Material for the task:
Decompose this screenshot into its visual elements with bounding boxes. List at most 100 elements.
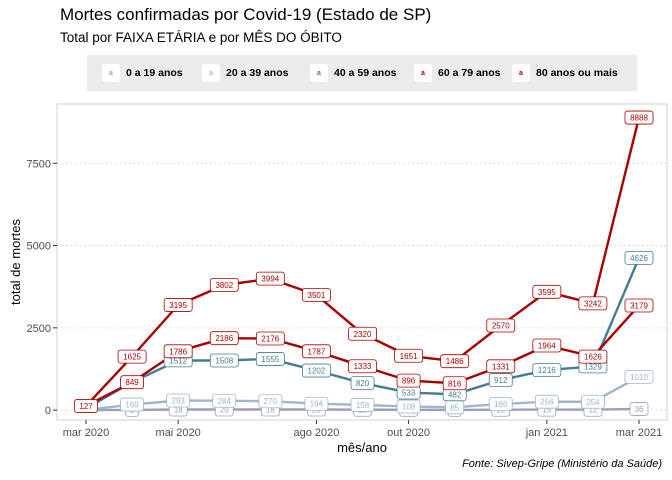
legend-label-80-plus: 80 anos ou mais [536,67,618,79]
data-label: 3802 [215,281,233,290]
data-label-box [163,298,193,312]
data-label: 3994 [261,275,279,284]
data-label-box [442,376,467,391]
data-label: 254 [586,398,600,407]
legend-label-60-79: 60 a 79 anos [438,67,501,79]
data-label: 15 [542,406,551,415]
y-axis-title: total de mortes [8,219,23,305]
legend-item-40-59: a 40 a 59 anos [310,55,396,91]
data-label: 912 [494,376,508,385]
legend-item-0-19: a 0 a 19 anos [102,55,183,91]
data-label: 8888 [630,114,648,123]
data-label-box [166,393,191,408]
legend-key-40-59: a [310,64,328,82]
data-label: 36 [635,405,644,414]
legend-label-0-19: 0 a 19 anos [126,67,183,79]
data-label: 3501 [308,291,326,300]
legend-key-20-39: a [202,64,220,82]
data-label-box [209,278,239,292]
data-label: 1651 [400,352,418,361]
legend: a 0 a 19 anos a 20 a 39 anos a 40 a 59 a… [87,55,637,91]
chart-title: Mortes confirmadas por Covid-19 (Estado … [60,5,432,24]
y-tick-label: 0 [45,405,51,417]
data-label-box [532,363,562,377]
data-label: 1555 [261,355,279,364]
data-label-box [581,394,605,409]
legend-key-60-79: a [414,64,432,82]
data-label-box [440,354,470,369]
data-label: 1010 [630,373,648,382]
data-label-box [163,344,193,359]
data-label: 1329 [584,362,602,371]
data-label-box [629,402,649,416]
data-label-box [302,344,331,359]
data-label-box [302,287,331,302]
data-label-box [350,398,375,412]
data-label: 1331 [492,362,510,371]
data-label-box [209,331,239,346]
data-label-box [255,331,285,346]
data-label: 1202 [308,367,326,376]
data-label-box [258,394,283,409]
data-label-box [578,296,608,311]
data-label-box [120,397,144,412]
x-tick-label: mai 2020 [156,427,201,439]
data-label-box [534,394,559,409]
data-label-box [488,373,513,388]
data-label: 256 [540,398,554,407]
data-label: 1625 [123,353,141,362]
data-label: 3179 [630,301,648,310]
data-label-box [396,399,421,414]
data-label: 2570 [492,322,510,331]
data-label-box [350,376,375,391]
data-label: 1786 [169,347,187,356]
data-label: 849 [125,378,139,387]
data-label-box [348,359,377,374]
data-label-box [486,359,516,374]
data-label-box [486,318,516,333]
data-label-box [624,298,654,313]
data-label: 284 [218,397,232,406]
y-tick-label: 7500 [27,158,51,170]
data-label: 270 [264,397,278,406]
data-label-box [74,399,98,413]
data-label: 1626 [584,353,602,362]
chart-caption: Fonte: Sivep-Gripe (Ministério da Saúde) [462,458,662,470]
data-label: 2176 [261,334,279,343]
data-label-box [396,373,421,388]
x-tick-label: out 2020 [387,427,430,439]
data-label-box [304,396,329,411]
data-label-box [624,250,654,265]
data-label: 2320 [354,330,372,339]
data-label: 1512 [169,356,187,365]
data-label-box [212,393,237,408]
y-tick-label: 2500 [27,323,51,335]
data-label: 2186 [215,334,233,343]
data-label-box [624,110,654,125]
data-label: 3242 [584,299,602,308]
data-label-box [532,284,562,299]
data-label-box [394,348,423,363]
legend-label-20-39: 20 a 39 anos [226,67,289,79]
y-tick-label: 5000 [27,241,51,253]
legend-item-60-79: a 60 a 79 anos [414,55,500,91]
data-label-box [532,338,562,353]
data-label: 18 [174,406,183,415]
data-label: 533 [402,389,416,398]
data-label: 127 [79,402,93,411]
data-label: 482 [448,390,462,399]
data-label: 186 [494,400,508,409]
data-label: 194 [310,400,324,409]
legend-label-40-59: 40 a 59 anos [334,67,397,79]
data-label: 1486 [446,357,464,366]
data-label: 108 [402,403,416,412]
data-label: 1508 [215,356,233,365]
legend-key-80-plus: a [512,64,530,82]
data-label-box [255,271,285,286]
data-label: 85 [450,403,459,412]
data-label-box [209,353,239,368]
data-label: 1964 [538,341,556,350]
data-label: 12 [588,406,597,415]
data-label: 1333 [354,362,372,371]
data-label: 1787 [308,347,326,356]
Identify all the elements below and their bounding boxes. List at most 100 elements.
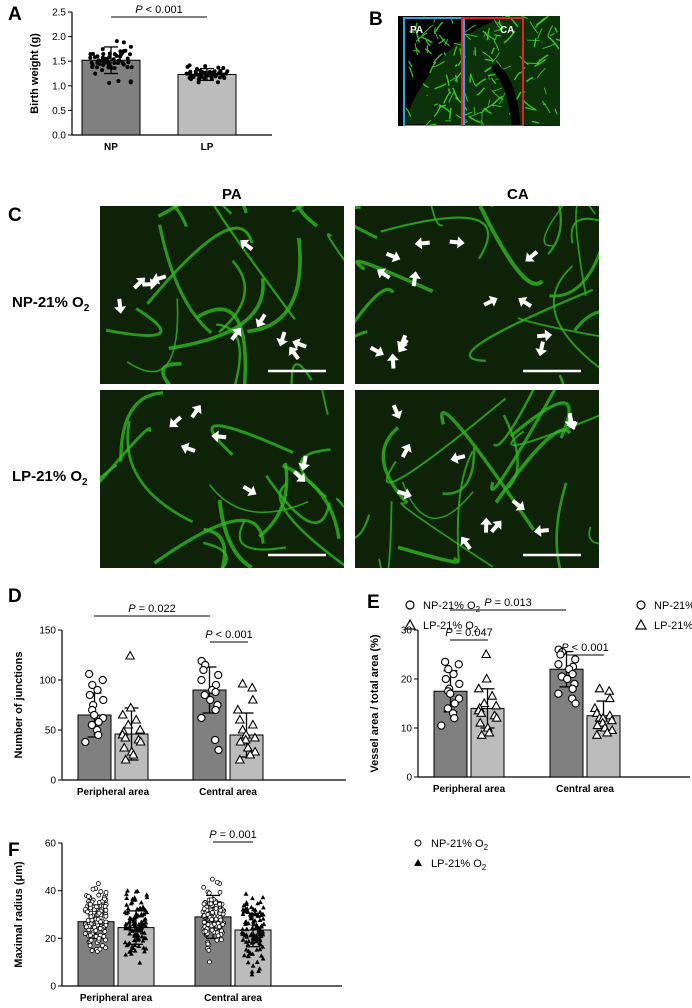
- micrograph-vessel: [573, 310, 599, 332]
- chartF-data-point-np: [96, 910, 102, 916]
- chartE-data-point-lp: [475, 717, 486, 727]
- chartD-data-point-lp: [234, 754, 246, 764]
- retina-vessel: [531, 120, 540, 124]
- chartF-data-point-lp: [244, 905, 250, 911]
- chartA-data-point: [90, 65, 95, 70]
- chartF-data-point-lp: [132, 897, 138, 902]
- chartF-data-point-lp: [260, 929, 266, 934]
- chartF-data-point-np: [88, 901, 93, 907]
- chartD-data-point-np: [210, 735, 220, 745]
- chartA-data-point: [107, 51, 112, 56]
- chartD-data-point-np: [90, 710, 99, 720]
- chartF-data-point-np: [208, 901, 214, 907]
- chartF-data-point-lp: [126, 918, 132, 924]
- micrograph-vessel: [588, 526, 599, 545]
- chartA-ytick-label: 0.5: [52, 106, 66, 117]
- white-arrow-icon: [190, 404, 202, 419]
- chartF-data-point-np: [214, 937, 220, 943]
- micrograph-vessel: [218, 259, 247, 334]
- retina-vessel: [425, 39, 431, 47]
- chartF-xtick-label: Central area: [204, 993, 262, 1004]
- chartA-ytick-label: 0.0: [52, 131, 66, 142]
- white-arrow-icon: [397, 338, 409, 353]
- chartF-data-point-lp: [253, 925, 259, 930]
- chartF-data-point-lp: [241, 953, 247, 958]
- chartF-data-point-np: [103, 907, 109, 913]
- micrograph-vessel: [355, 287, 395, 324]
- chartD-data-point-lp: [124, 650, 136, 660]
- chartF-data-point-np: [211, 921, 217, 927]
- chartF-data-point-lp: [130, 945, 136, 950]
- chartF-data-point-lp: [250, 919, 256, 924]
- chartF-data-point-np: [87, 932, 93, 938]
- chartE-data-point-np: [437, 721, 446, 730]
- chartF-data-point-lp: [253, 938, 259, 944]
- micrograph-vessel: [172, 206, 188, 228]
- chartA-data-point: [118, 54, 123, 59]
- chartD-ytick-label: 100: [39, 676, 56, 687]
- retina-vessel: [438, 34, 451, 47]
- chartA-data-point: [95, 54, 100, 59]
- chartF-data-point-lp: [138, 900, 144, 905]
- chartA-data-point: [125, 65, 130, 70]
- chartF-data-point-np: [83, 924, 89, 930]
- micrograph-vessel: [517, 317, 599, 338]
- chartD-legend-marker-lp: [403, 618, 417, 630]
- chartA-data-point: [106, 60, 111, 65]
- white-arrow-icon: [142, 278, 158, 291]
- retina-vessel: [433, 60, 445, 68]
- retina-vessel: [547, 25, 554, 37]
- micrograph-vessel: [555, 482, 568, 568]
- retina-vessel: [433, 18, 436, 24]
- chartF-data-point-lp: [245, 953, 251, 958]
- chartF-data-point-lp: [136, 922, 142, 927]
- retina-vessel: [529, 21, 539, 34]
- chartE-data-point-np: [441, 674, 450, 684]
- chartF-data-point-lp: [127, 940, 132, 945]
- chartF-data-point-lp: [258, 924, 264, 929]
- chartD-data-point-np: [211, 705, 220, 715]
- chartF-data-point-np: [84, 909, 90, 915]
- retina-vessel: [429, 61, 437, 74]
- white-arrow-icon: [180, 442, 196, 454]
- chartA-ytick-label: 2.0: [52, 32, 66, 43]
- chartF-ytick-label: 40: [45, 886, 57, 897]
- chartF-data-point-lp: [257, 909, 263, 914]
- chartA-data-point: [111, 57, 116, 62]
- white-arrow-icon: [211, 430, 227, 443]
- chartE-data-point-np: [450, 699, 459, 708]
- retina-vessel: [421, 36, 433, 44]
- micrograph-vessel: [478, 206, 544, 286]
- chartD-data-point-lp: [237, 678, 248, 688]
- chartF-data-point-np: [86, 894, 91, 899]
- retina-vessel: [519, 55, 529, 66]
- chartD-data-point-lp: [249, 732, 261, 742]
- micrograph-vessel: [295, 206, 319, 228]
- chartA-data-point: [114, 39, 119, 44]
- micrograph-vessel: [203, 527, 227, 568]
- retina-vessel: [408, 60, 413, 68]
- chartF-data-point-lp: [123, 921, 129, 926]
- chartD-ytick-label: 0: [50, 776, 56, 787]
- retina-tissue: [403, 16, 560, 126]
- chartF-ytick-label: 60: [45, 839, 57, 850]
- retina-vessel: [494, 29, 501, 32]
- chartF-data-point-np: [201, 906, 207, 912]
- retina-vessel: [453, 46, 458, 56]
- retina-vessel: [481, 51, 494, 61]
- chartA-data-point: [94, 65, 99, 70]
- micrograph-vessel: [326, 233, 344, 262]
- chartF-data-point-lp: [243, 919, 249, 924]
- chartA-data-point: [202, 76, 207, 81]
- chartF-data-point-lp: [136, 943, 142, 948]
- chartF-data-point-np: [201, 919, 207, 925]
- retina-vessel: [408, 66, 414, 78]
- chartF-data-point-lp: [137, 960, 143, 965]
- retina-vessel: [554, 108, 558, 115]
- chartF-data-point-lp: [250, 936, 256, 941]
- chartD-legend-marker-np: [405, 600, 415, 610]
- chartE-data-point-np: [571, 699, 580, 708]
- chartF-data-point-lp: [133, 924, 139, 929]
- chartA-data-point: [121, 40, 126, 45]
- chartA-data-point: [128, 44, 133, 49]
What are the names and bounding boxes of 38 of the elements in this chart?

==

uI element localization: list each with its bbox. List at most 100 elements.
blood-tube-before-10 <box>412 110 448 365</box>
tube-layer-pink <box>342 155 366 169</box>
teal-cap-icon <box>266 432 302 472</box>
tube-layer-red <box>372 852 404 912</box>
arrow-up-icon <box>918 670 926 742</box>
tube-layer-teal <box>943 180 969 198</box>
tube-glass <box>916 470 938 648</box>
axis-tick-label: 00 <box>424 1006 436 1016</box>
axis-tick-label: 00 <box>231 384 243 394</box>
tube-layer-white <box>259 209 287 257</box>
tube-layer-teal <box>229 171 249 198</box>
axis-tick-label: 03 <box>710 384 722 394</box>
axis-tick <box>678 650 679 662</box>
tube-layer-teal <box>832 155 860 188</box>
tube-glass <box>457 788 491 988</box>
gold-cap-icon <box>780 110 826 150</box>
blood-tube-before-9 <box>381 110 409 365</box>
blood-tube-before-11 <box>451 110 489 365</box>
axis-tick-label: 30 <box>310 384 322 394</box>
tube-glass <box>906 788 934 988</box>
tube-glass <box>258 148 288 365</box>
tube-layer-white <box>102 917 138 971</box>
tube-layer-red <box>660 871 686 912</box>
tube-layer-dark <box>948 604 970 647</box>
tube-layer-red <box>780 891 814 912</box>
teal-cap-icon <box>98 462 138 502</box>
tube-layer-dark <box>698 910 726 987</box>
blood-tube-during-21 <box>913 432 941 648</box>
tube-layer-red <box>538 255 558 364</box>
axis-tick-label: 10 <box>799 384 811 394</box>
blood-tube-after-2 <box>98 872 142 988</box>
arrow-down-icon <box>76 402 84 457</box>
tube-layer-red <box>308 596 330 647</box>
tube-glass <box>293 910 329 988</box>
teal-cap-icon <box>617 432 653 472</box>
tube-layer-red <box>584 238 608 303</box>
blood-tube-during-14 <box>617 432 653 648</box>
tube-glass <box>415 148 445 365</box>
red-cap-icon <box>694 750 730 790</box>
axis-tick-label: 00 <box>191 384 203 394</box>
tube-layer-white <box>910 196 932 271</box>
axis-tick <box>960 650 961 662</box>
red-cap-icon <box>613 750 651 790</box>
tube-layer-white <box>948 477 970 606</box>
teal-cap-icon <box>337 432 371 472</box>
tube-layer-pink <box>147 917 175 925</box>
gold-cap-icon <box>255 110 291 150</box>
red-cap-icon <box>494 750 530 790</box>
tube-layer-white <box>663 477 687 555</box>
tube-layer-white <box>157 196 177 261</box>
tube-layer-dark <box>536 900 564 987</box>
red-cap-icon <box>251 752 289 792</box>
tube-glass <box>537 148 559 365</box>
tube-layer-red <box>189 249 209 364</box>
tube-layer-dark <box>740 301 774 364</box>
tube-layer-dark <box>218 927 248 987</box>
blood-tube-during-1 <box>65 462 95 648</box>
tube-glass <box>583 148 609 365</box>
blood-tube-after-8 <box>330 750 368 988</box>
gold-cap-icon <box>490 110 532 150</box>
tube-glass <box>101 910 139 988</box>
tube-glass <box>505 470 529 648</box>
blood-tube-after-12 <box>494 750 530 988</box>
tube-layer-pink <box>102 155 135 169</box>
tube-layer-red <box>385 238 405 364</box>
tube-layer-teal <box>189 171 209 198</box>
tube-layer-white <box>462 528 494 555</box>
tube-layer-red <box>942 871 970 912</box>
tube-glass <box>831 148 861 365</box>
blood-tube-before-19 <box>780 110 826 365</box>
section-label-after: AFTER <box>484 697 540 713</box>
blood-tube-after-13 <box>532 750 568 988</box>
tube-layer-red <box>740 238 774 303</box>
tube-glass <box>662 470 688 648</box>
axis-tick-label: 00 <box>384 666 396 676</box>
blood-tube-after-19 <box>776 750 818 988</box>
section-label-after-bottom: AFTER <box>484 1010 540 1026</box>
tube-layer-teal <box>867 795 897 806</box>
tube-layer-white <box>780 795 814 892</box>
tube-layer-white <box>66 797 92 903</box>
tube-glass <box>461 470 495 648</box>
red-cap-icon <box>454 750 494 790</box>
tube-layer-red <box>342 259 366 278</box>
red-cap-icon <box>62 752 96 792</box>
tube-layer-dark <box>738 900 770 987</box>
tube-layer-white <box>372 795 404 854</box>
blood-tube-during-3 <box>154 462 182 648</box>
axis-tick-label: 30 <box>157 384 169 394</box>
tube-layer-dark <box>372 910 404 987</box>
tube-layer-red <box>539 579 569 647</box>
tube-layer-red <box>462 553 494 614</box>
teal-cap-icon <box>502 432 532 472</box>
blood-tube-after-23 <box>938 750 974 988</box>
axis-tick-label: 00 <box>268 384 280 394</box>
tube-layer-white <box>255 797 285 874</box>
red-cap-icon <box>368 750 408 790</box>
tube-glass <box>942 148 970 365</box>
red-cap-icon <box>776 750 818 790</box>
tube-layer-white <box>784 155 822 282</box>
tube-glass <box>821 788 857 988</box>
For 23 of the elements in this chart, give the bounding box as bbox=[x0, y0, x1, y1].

--

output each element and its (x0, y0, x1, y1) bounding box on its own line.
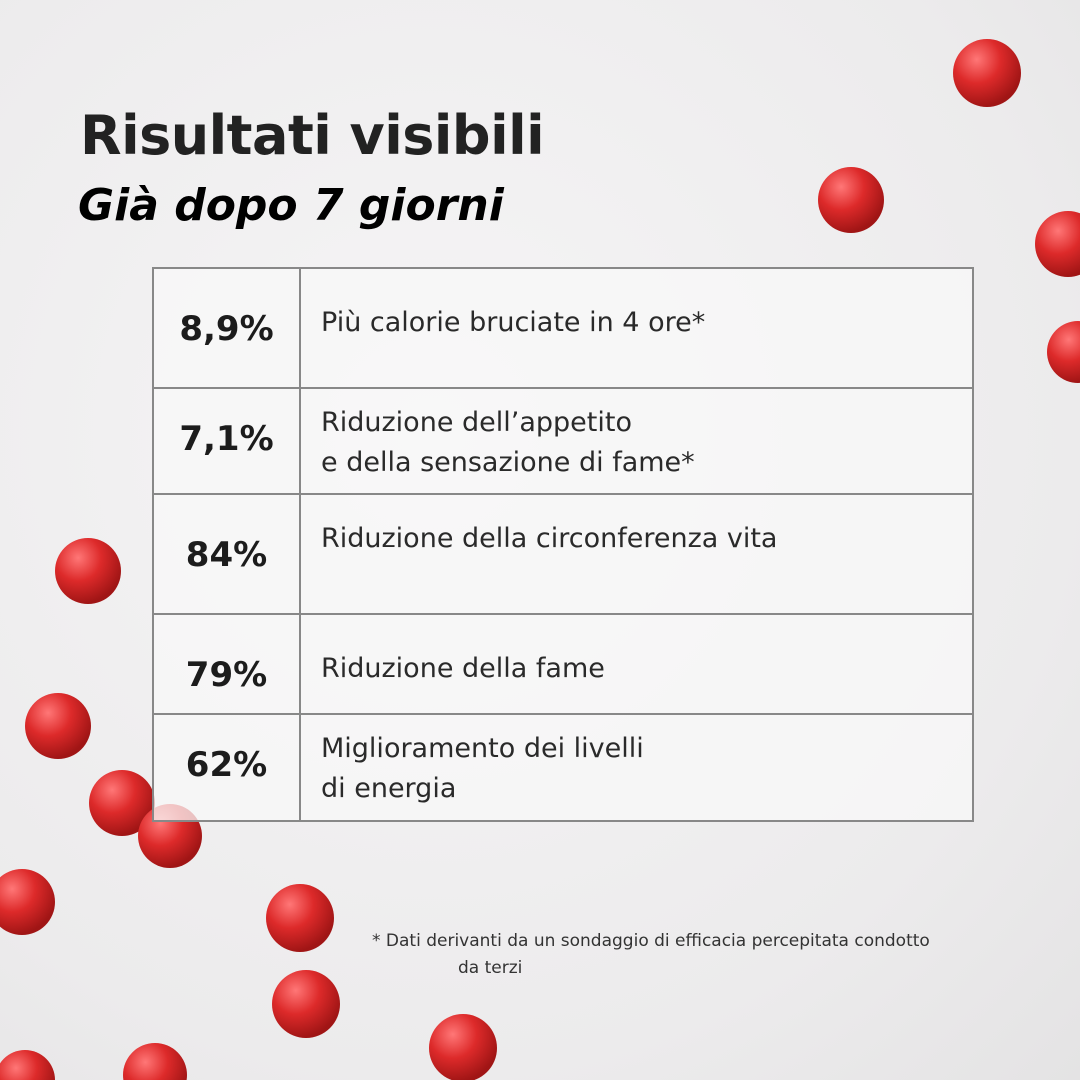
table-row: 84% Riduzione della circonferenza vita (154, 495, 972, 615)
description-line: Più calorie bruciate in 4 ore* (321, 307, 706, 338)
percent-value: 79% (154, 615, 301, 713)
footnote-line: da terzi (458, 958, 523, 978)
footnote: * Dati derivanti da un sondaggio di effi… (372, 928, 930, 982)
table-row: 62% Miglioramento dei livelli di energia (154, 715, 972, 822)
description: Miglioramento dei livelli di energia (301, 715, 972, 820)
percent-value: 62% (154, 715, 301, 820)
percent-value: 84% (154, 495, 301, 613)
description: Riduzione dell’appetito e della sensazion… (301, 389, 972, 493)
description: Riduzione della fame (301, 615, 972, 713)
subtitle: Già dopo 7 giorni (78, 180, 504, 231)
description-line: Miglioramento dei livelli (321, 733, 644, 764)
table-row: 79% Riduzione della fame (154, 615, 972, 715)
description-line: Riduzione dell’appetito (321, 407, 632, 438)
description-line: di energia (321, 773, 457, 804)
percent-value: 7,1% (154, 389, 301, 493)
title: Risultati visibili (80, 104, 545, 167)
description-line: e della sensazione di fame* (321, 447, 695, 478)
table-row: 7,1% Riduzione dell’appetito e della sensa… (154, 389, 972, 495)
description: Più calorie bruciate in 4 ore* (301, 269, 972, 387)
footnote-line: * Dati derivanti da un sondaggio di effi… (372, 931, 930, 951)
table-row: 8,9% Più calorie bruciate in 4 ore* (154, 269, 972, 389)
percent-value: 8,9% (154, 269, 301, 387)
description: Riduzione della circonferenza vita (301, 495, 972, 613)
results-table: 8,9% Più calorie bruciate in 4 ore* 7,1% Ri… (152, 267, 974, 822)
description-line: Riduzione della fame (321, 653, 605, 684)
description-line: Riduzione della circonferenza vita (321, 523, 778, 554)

Brief:
Print the stretch of items from the line containing "uI element localization: list" through the line containing "axis-tick-label: 00 <box>231", both lines included, with every line unchanged.

Result of this task:
uI element localization: list each with its bbox. List at most 100 elements.
blood-tube-before-10 <box>412 110 448 365</box>
tube-layer-pink <box>342 155 366 169</box>
teal-cap-icon <box>266 432 302 472</box>
tube-layer-red <box>372 852 404 912</box>
arrow-up-icon <box>918 670 926 742</box>
tube-layer-teal <box>943 180 969 198</box>
tube-glass <box>916 470 938 648</box>
axis-tick-label: 00 <box>424 1006 436 1016</box>
axis-tick-label: 00 <box>231 384 243 394</box>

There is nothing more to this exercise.